## Work to complete:
Gather the lines that hold the string "Default".

━━━━━ Records for this exercise

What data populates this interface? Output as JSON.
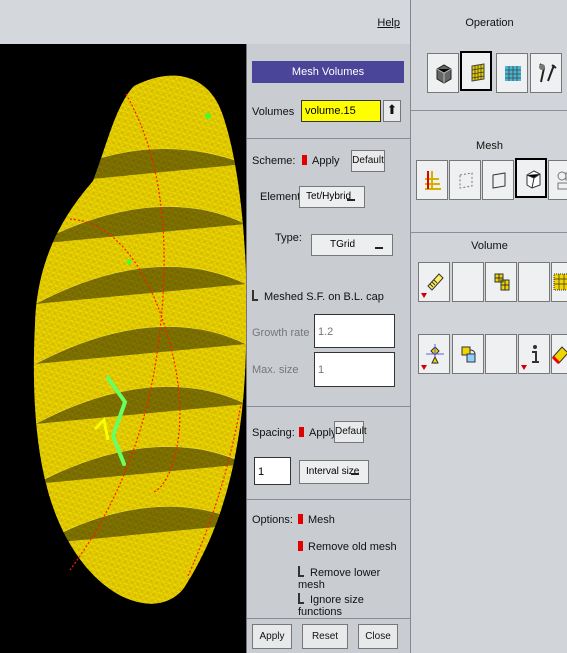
{
  "header": {
    "help": "Help"
  },
  "viewport": {
    "name": "mesh-preview"
  },
  "panel": {
    "title": "Mesh Volumes",
    "volumes_label": "Volumes",
    "volume_value": "volume.15",
    "scheme_label": "Scheme:",
    "scheme_apply": "Apply",
    "scheme_default": "Default",
    "elements_label": "Elements:",
    "elements_value": "Tet/Hybrid",
    "type_label": "Type:",
    "type_value": "TGrid",
    "meshed_sf": "Meshed S.F. on B.L. cap",
    "growth_rate_label": "Growth rate",
    "growth_rate_value": "1.2",
    "max_size_label": "Max. size",
    "max_size_value": "1",
    "spacing_label": "Spacing:",
    "spacing_apply": "Apply",
    "spacing_default": "Default",
    "spacing_value": "1",
    "interval_size": "Interval size",
    "options_label": "Options:",
    "option_mesh": "Mesh",
    "option_remove_old": "Remove old mesh",
    "option_remove_lower": "Remove lower mesh",
    "option_ignore_size": "Ignore size functions",
    "apply": "Apply",
    "reset": "Reset",
    "close": "Close"
  },
  "toolbar": {
    "operation": "Operation",
    "mesh": "Mesh",
    "volume": "Volume",
    "icons": {
      "operation": [
        "geometry-cube-icon",
        "mesh-icon",
        "grid-icon",
        "tools-icon"
      ],
      "mesh": [
        "boundary-layer-icon",
        "edge-mesh-icon",
        "face-mesh-icon",
        "volume-mesh-icon",
        "group-mesh-icon"
      ],
      "volume": [
        "create-volume-icon",
        "blank-icon",
        "split-volume-icon",
        "blank-icon",
        "dotted-volume-icon",
        "move-volume-icon",
        "link-volume-icon",
        "blank-icon",
        "info-icon",
        "erase-icon"
      ]
    }
  },
  "colors": {
    "panel": "#c9ccd1",
    "title": "#4a4599",
    "mesh": "#e8d100",
    "red": "#e00000"
  }
}
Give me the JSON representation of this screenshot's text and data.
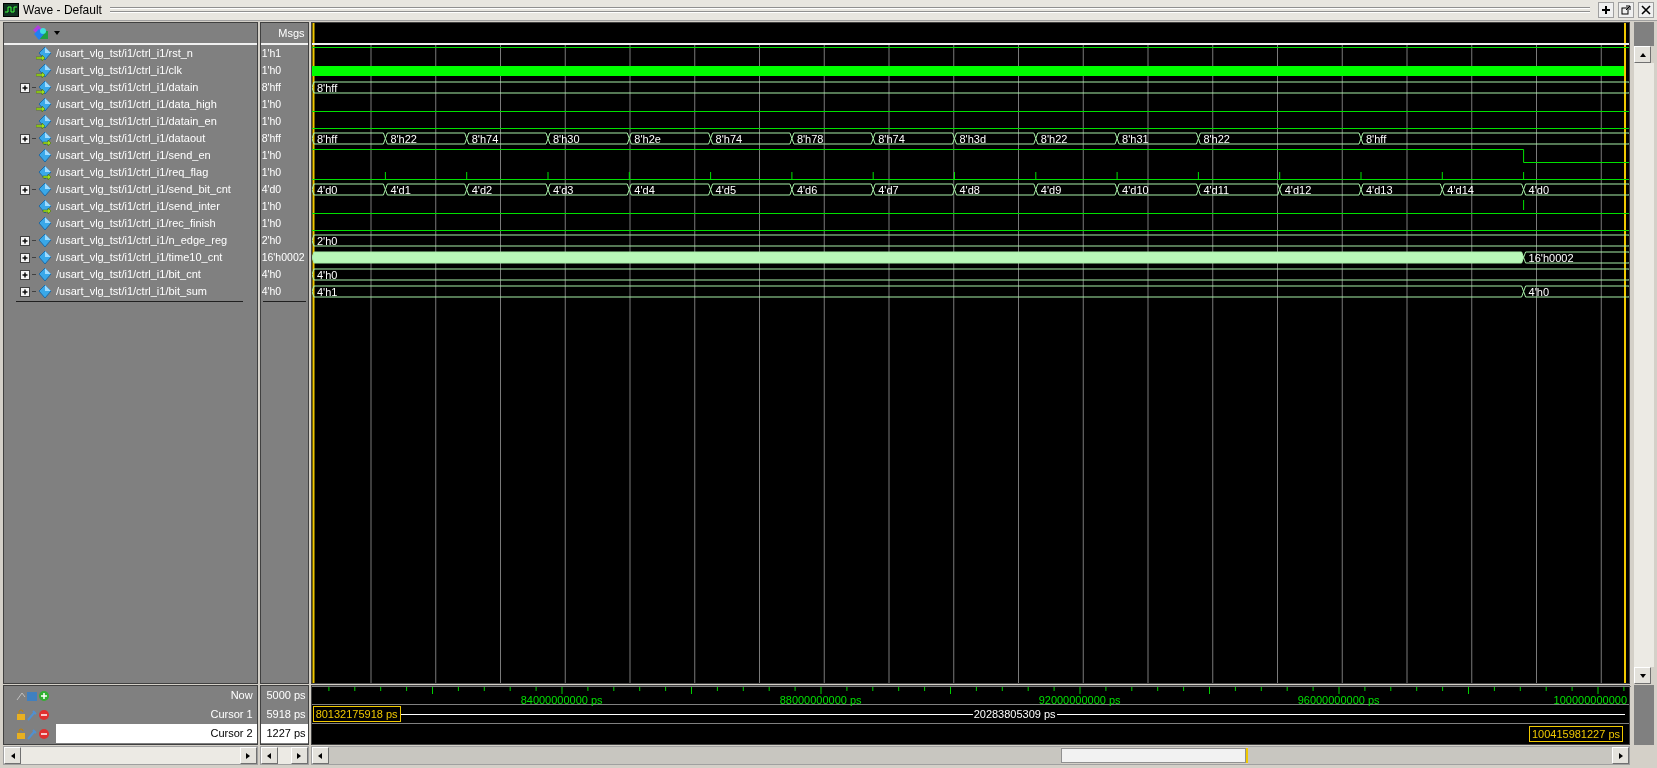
{
  "window": {
    "title": "Wave - Default"
  },
  "header": {
    "values_label": "Msgs"
  },
  "signals": [
    {
      "name": "/usart_vlg_tst/i1/ctrl_i1/rst_n",
      "value": "1'h1",
      "input": true,
      "output": false,
      "kind": "high"
    },
    {
      "name": "/usart_vlg_tst/i1/ctrl_i1/clk",
      "value": "1'h0",
      "input": true,
      "output": false,
      "kind": "clock"
    },
    {
      "name": "/usart_vlg_tst/i1/ctrl_i1/datain",
      "value": "8'hff",
      "input": true,
      "output": false,
      "kind": "bus",
      "expanded": false,
      "segments": [
        {
          "label": "8'hff"
        }
      ]
    },
    {
      "name": "/usart_vlg_tst/i1/ctrl_i1/data_high",
      "value": "1'h0",
      "input": true,
      "output": false,
      "kind": "low"
    },
    {
      "name": "/usart_vlg_tst/i1/ctrl_i1/datain_en",
      "value": "1'h0",
      "input": true,
      "output": false,
      "kind": "low"
    },
    {
      "name": "/usart_vlg_tst/i1/ctrl_i1/dataout",
      "value": "8'hff",
      "input": false,
      "output": true,
      "kind": "bus",
      "expanded": false,
      "segments": [
        {
          "label": "8'hff"
        },
        {
          "label": "8'h22"
        },
        {
          "label": "8'h74"
        },
        {
          "label": "8'h30"
        },
        {
          "label": "8'h2e"
        },
        {
          "label": "8'h74"
        },
        {
          "label": "8'h78"
        },
        {
          "label": "8'h74"
        },
        {
          "label": "8'h3d"
        },
        {
          "label": "8'h22"
        },
        {
          "label": "8'h31"
        },
        {
          "label": "8'h22"
        },
        {
          "label": "8'hff"
        }
      ]
    },
    {
      "name": "/usart_vlg_tst/i1/ctrl_i1/send_en",
      "value": "1'h0",
      "input": false,
      "output": false,
      "kind": "fall"
    },
    {
      "name": "/usart_vlg_tst/i1/ctrl_i1/req_flag",
      "value": "1'h0",
      "input": false,
      "output": true,
      "kind": "pulses"
    },
    {
      "name": "/usart_vlg_tst/i1/ctrl_i1/send_bit_cnt",
      "value": "4'd0",
      "input": false,
      "output": false,
      "kind": "bus",
      "expanded": false,
      "segments": [
        {
          "label": "4'd0"
        },
        {
          "label": "4'd1"
        },
        {
          "label": "4'd2"
        },
        {
          "label": "4'd3"
        },
        {
          "label": "4'd4"
        },
        {
          "label": "4'd5"
        },
        {
          "label": "4'd6"
        },
        {
          "label": "4'd7"
        },
        {
          "label": "4'd8"
        },
        {
          "label": "4'd9"
        },
        {
          "label": "4'd10"
        },
        {
          "label": "4'd11"
        },
        {
          "label": "4'd12"
        },
        {
          "label": "4'd13"
        },
        {
          "label": "4'd14"
        },
        {
          "label": "4'd0"
        }
      ]
    },
    {
      "name": "/usart_vlg_tst/i1/ctrl_i1/send_inter",
      "value": "1'h0",
      "input": false,
      "output": true,
      "kind": "blip"
    },
    {
      "name": "/usart_vlg_tst/i1/ctrl_i1/rec_finish",
      "value": "1'h0",
      "input": false,
      "output": false,
      "kind": "low"
    },
    {
      "name": "/usart_vlg_tst/i1/ctrl_i1/n_edge_reg",
      "value": "2'h0",
      "input": false,
      "output": false,
      "kind": "bus",
      "expanded": false,
      "segments": [
        {
          "label": "2'h0"
        }
      ]
    },
    {
      "name": "/usart_vlg_tst/i1/ctrl_i1/time10_cnt",
      "value": "16'h0002",
      "input": false,
      "output": false,
      "kind": "bus",
      "expanded": false,
      "segments": [
        {
          "kind": "dense"
        },
        {
          "kind": "text",
          "label": "16'h0002"
        }
      ]
    },
    {
      "name": "/usart_vlg_tst/i1/ctrl_i1/bit_cnt",
      "value": "4'h0",
      "input": false,
      "output": false,
      "kind": "bus",
      "expanded": false,
      "segments": [
        {
          "label": "4'h0"
        }
      ]
    },
    {
      "name": "/usart_vlg_tst/i1/ctrl_i1/bit_sum",
      "value": "4'h0",
      "input": false,
      "output": false,
      "kind": "bus",
      "expanded": false,
      "segments": [
        {
          "label": "4'h1"
        },
        {
          "label": "4'h0"
        }
      ]
    }
  ],
  "timeline": {
    "ticks": [
      "84000000000 ps",
      "88000000000 ps",
      "92000000000 ps",
      "96000000000 ps",
      "100000000000"
    ]
  },
  "cursors": [
    {
      "name": "Now",
      "time": "5000 ps",
      "selected": false
    },
    {
      "name": "Cursor 1",
      "time": "5918 ps",
      "selected": false,
      "marker": "80132175918 ps"
    },
    {
      "name": "Cursor 2",
      "time": "1227 ps",
      "selected": true,
      "marker": "100415981227 ps"
    }
  ],
  "cursor_delta": "20283805309 ps"
}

━━━━━━━━━━

## Full answer:
    "scheme_default": "Default",
    "spacing_default": "Default",
    "title": "Wave - Default"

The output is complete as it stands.